Goal of the exercise: Reproduce all of the data that follows, character for character.

Information given:
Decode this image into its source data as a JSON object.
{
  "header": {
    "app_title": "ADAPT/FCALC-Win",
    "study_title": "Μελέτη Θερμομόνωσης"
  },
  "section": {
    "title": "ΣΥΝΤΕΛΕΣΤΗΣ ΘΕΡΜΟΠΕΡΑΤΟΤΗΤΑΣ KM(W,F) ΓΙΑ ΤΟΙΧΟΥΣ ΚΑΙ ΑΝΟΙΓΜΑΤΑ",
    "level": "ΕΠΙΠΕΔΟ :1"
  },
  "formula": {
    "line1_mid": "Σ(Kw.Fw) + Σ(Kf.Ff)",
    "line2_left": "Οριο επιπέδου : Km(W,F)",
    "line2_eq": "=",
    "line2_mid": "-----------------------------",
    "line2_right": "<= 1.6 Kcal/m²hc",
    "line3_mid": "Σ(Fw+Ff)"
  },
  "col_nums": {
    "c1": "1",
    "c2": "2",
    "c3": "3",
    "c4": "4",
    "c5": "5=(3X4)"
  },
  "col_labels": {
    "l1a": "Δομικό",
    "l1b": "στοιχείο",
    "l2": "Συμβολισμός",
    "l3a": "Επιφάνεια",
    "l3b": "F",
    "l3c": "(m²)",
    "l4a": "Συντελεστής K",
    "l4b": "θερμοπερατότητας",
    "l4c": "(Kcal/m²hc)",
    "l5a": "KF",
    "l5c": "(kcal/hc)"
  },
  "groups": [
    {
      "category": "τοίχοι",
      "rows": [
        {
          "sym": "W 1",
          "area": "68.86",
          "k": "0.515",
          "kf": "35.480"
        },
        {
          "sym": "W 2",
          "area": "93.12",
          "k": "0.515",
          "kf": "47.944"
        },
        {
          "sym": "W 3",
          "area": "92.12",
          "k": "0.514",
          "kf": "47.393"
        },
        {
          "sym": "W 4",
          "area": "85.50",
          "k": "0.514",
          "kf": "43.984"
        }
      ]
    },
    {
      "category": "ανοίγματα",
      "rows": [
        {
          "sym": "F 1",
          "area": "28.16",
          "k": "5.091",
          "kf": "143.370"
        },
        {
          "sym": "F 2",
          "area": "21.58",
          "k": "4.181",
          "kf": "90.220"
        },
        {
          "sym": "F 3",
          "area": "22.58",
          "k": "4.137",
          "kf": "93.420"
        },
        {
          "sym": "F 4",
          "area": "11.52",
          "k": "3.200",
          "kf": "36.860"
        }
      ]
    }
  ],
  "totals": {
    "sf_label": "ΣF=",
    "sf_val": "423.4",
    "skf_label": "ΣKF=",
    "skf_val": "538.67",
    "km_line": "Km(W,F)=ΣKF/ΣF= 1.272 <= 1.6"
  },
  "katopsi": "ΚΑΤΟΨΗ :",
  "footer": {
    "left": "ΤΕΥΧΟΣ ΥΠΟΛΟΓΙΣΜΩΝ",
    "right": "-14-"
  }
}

Right answer:
Decode this image into its source data as a JSON object.
{
  "header": {
    "app_title": "ADAPT/FCALC-Win",
    "study_title": "Μελέτη Θερμομόνωσης"
  },
  "section": {
    "title": "ΣΥΝΤΕΛΕΣΤΗΣ ΘΕΡΜΟΠΕΡΑΤΟΤΗΤΑΣ KM(W,F) ΓΙΑ ΤΟΙΧΟΥΣ ΚΑΙ ΑΝΟΙΓΜΑΤΑ",
    "level": "ΕΠΙΠΕΔΟ :1"
  },
  "formula": {
    "line1_mid": "Σ(Kw.Fw) + Σ(Kf.Ff)",
    "line2_left": "Οριο επιπέδου : Km(W,F)",
    "line2_eq": "=",
    "line2_mid": "-----------------------------",
    "line2_right": "<= 1.6 Kcal/m²hc",
    "line3_mid": "Σ(Fw+Ff)"
  },
  "col_nums": {
    "c1": "1",
    "c2": "2",
    "c3": "3",
    "c4": "4",
    "c5": "5=(3X4)"
  },
  "col_labels": {
    "l1a": "Δομικό",
    "l1b": "στοιχείο",
    "l2": "Συμβολισμός",
    "l3a": "Επιφάνεια",
    "l3b": "F",
    "l3c": "(m²)",
    "l4a": "Συντελεστής K",
    "l4b": "θερμοπερατότητας",
    "l4c": "(Kcal/m²hc)",
    "l5a": "KF",
    "l5c": "(kcal/hc)"
  },
  "groups": [
    {
      "category": "τοίχοι",
      "rows": [
        {
          "sym": "W 1",
          "area": "68.86",
          "k": "0.515",
          "kf": "35.480"
        },
        {
          "sym": "W 2",
          "area": "93.12",
          "k": "0.515",
          "kf": "47.944"
        },
        {
          "sym": "W 3",
          "area": "92.12",
          "k": "0.514",
          "kf": "47.393"
        },
        {
          "sym": "W 4",
          "area": "85.50",
          "k": "0.514",
          "kf": "43.984"
        }
      ]
    },
    {
      "category": "ανοίγματα",
      "rows": [
        {
          "sym": "F 1",
          "area": "28.16",
          "k": "5.091",
          "kf": "143.370"
        },
        {
          "sym": "F 2",
          "area": "21.58",
          "k": "4.181",
          "kf": "90.220"
        },
        {
          "sym": "F 3",
          "area": "22.58",
          "k": "4.137",
          "kf": "93.420"
        },
        {
          "sym": "F 4",
          "area": "11.52",
          "k": "3.200",
          "kf": "36.860"
        }
      ]
    }
  ],
  "totals": {
    "sf_label": "ΣF=",
    "sf_val": "423.4",
    "skf_label": "ΣKF=",
    "skf_val": "538.67",
    "km_line": "Km(W,F)=ΣKF/ΣF= 1.272 <= 1.6"
  },
  "katopsi": "ΚΑΤΟΨΗ :",
  "footer": {
    "left": "ΤΕΥΧΟΣ ΥΠΟΛΟΓΙΣΜΩΝ",
    "right": "-14-"
  }
}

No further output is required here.